+++ Data for the task +++

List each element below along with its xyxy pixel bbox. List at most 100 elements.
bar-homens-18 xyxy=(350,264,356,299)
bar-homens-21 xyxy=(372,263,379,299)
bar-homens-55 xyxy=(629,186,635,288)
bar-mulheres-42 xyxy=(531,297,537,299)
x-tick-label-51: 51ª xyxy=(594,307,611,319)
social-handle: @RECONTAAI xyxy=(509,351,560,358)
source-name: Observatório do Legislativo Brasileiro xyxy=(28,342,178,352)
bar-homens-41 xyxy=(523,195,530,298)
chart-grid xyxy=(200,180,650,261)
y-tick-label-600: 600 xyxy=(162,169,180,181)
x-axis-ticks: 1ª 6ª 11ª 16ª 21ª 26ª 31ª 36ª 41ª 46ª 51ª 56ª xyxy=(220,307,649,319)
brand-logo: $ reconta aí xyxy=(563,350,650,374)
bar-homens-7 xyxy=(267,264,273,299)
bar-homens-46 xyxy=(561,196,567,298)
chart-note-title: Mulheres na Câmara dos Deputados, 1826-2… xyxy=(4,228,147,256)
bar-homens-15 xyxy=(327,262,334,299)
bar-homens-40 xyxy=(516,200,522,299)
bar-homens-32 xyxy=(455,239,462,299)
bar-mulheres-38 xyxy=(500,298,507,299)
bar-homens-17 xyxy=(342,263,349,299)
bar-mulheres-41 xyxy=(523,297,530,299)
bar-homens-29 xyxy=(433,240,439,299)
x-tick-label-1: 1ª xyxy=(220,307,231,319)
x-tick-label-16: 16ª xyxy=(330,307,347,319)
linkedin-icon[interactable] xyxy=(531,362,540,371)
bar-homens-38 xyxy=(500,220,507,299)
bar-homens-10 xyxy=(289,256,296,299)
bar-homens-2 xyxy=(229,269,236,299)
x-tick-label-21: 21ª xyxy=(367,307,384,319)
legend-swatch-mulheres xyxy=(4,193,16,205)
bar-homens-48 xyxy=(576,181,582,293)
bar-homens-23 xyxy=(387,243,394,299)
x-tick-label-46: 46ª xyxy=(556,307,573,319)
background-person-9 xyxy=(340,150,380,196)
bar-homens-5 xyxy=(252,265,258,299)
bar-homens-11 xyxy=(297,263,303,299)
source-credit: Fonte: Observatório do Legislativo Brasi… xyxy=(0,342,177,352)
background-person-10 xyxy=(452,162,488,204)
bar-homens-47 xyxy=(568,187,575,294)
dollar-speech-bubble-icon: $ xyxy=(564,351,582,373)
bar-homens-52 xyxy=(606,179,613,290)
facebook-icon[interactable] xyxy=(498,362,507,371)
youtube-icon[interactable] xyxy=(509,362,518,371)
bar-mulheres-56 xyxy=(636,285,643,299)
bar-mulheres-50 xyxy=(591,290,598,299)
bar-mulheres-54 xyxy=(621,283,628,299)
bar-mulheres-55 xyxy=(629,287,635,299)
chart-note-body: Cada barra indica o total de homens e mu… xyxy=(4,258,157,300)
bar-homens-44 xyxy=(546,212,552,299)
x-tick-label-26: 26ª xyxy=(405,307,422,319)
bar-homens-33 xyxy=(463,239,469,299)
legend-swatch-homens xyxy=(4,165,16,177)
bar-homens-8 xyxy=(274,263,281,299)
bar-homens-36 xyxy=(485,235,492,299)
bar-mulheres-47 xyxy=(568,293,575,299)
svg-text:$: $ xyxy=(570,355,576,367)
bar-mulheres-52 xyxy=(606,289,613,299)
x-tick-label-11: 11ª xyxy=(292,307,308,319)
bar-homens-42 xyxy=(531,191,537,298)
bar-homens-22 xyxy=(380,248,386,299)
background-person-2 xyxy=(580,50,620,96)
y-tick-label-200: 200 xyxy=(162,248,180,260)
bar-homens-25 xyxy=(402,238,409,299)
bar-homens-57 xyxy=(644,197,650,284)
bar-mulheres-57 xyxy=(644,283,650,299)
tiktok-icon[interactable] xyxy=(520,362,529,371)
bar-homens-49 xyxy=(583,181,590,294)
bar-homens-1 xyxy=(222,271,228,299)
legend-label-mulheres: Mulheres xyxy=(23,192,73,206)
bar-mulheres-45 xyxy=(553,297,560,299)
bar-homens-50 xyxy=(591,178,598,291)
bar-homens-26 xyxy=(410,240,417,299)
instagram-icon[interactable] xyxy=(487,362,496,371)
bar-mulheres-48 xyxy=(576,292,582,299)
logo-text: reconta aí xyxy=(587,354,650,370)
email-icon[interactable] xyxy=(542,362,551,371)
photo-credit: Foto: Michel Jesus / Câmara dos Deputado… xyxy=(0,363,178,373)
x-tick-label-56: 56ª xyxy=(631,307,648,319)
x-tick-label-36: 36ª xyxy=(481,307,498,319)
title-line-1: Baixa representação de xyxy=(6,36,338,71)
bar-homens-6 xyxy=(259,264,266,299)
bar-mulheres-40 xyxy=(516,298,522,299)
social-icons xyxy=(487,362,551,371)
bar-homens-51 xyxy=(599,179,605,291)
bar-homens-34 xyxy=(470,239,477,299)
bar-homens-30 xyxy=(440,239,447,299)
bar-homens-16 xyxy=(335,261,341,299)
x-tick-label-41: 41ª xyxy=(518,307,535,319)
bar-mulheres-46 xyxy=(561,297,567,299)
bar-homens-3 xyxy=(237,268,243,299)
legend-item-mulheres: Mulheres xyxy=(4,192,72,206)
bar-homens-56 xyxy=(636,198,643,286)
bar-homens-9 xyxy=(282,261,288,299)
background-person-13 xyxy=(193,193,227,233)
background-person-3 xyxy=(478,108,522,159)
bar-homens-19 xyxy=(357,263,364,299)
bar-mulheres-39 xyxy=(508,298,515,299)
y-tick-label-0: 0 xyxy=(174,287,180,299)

+++
+++ Data for the task +++

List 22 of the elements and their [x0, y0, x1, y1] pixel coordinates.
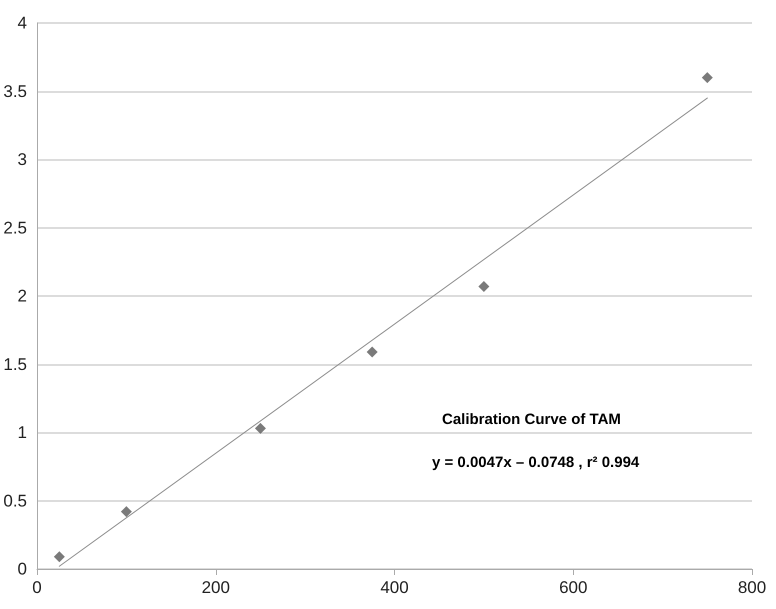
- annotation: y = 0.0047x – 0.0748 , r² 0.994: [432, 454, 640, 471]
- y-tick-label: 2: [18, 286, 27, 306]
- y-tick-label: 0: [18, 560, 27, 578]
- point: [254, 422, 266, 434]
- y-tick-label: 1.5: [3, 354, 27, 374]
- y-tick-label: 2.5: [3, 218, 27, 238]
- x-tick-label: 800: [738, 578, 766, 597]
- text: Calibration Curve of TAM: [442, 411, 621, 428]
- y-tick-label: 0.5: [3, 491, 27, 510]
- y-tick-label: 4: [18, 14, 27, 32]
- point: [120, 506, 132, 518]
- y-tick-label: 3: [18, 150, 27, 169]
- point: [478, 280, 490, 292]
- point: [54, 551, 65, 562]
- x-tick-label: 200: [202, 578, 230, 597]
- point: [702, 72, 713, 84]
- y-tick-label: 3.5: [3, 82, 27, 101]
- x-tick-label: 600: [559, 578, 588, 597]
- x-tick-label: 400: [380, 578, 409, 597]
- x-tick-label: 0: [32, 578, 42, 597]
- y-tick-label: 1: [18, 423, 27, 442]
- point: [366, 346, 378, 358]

+++

Rewrite the entries from the line with "List each element" to the line with "x-axis-ticks: 1ª 6ª", both included, as a numbered list with no blank lines.

1. List each element below along with its xyxy pixel bbox. List at most 100 elements.
2. bar-homens-18 xyxy=(350,264,356,299)
3. bar-homens-21 xyxy=(372,263,379,299)
4. bar-homens-55 xyxy=(629,186,635,288)
5. bar-mulheres-42 xyxy=(531,297,537,299)
6. x-tick-label-51: 51ª xyxy=(594,307,611,319)
7. social-handle: @RECONTAAI xyxy=(509,351,560,358)
8. source-name: Observatório do Legislativo Brasileiro xyxy=(28,342,178,352)
9. bar-homens-41 xyxy=(523,195,530,298)
10. chart-grid xyxy=(200,180,650,261)
11. y-tick-label-600: 600 xyxy=(162,169,180,181)
12. x-axis-ticks: 1ª 6ª 11ª 16ª 21ª 26ª 31ª 36ª 41ª 46ª 51ª 56ª xyxy=(220,307,649,319)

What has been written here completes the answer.